## What to produce
Find every line below where the string "Drug" shows up, and copy those lines.

───── Provided information

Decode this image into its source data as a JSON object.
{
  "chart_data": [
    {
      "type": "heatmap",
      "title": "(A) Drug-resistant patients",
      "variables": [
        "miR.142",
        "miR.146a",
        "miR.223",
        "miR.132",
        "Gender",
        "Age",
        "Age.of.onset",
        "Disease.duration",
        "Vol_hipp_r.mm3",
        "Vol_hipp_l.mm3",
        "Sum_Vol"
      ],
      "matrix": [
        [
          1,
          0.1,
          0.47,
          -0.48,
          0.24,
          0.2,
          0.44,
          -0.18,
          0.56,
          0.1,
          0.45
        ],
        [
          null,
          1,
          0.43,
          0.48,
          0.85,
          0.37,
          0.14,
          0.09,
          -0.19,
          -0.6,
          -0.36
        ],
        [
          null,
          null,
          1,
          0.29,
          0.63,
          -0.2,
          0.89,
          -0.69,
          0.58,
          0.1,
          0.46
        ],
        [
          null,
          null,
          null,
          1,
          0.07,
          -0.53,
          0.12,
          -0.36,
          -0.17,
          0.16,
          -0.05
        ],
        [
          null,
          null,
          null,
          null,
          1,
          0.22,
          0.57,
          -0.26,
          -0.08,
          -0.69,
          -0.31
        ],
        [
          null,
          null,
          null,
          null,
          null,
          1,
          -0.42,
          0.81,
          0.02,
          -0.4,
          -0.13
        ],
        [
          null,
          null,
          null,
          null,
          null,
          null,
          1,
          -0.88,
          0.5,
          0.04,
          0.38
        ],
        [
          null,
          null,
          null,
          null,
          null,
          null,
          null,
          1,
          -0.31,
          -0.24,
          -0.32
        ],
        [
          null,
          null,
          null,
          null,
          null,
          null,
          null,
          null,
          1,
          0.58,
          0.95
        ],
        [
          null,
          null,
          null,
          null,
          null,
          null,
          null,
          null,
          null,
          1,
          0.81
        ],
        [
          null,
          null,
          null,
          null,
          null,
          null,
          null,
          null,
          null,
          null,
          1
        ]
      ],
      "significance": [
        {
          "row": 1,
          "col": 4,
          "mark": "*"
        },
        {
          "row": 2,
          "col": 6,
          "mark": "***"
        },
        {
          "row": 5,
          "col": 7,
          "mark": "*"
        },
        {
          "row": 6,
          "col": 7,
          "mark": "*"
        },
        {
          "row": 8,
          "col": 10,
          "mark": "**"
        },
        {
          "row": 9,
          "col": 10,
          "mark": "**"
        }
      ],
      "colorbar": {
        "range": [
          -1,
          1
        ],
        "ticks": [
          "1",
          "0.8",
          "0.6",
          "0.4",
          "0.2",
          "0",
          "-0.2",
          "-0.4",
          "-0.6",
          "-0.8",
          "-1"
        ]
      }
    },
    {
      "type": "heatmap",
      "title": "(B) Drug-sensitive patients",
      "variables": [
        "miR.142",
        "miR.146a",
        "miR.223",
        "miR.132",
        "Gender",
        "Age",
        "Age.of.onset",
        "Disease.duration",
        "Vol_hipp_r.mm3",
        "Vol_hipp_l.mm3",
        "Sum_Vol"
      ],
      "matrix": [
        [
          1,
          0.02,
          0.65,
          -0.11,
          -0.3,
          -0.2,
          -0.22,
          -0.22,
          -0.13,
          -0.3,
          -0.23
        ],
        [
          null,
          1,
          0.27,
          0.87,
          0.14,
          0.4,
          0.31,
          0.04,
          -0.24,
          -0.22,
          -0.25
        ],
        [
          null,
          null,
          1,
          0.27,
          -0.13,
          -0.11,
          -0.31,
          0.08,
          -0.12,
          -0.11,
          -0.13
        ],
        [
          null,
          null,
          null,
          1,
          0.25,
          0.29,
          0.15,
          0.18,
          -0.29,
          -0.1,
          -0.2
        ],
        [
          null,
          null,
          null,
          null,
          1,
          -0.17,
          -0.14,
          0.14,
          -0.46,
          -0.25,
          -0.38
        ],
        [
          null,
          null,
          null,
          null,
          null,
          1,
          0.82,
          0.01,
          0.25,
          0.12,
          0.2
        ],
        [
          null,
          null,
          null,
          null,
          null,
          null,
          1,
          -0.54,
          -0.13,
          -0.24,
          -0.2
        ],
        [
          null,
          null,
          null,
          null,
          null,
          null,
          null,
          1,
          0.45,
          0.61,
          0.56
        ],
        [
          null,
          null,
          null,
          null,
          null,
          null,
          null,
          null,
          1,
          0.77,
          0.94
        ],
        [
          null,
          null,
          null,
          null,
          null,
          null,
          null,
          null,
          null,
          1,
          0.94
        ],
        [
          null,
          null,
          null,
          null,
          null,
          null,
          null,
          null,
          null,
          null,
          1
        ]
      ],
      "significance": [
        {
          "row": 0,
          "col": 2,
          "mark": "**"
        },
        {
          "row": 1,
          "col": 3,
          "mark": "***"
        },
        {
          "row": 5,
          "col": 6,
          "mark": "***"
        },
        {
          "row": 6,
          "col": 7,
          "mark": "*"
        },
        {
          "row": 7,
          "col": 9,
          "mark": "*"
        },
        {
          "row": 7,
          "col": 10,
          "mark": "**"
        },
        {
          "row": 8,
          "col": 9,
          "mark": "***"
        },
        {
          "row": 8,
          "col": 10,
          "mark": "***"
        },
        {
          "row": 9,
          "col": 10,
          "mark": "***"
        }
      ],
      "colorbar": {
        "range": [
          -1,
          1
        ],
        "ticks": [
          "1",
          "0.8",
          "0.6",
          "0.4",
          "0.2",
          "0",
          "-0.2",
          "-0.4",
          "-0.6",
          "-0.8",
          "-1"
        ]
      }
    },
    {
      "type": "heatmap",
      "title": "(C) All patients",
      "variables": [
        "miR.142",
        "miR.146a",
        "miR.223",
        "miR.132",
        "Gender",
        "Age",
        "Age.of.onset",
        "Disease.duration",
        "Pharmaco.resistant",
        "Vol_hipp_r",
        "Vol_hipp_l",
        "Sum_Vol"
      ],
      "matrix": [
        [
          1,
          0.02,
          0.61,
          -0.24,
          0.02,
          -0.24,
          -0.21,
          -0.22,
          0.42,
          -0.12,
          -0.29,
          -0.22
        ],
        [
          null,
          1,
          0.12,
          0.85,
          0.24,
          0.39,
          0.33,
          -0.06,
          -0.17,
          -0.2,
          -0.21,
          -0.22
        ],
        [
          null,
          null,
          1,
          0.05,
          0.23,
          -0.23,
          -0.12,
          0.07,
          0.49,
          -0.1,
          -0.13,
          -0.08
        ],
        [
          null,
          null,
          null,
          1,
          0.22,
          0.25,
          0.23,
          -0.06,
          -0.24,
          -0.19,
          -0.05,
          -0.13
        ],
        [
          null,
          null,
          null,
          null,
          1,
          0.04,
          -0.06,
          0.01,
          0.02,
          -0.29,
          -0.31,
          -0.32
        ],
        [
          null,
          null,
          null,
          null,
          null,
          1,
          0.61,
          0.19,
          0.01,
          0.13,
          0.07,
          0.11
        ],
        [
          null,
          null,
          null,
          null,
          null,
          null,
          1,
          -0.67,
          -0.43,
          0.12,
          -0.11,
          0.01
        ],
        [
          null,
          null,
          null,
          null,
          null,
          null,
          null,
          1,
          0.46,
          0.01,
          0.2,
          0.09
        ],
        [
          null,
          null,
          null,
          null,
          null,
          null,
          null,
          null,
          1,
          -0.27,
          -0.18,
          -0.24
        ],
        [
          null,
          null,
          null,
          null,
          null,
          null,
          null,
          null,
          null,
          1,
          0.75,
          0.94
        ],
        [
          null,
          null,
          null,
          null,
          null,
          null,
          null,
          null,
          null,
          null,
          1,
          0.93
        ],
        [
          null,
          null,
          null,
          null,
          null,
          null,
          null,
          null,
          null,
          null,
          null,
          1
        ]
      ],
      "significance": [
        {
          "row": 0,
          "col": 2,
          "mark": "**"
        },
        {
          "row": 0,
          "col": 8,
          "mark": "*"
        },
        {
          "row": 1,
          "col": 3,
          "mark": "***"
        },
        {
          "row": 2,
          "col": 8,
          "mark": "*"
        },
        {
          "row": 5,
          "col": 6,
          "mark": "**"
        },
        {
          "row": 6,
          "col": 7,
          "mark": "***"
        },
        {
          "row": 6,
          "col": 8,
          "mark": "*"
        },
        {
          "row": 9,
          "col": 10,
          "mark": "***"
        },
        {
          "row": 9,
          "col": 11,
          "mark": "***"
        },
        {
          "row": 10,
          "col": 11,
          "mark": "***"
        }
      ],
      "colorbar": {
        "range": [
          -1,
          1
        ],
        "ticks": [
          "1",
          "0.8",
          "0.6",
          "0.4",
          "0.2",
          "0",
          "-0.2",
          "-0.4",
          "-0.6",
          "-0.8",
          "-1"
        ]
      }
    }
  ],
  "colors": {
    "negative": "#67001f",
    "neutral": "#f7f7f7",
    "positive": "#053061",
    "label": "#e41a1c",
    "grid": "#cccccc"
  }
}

──────────

## Exercise answer
      "title": "(A) Drug-resistant patients",
      "title": "(B) Drug-sensitive patients",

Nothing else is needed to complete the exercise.